● Page
Ochtiná – St Nicholas’ Church

History

   Church of St. Nicholas was built at the turn of the 13th and 14th centuries. The first record of it was in the list of papal tithes from the 1430s. In the 1340s, the chancel was rebuilt and new Gothic windows were pierced. At the end of the main works, around the third quarter of the 14th century, a vault was installed in the chancel and a rich fresco decoration was made, very similar to the paintings in the nearby church in Koceľovce. Another significant expansion and enlargement of the church with an aisle took place in the second half of the 15th century.

● Task to carry out
Reproduce the passage on St Nicholas' Church word for word, starting at "Ochtiná – St" and ending at "the 15th century.".

Stored dataset items
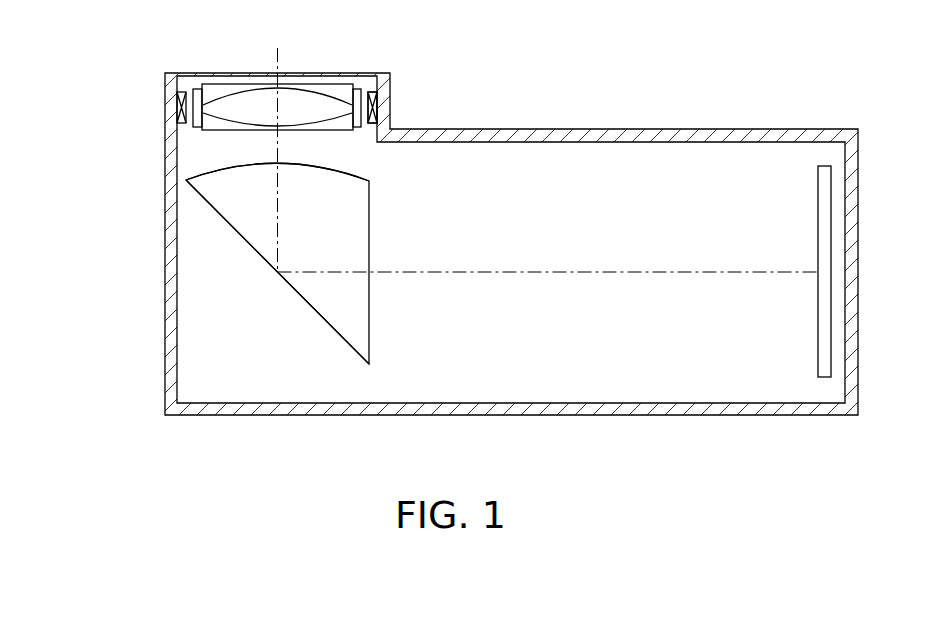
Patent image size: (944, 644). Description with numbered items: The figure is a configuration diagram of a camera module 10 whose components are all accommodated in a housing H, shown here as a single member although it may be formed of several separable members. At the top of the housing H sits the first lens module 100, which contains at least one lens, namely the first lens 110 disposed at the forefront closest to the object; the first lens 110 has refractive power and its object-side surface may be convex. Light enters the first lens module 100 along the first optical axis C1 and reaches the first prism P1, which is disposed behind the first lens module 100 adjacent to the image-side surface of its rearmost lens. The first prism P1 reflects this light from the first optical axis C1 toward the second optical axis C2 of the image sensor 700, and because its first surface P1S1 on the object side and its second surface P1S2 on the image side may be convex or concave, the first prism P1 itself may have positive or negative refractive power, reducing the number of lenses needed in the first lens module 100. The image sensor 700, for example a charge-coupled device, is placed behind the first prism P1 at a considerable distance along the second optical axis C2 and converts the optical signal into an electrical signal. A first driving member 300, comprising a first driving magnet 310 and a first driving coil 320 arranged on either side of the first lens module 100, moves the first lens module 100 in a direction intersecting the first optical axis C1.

The camera module 10 is at (449, 235).
The first lens module 100 is at (328, 73).
The first lens 110 is at (377, 107).
The first driving member 300 is at (208, 94).
The first driving magnet 310 is at (178, 93).
The first driving coil 320 is at (178, 113).
The image sensor 700 is at (824, 377).
The housing H is at (166, 308).
The first prism P1 is at (350, 345).
The first surface of the first prism P1S1 is at (212, 175).
The second surface of the first prism P1S2 is at (370, 343).
The first optical axis C1 is at (276, 148).
The second optical axis C2 is at (598, 272).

● Written answer
Ochtiná – St Nicholas’ Church

History

   Church of St. Nicholas was built at the turn of the 13th and 14th centuries. The first record of it was in the list of papal tithes from the 1430s. In the 1340s, the chancel was rebuilt and new Gothic windows were pierced. At the end of the main works, around the third quarter of the 14th century, a vault was installed in the chancel and a rich fresco decoration was made, very similar to the paintings in the nearby church in Koceľovce. Another significant expansion and enlargement of the church with an aisle took place in the second half of the 15th century.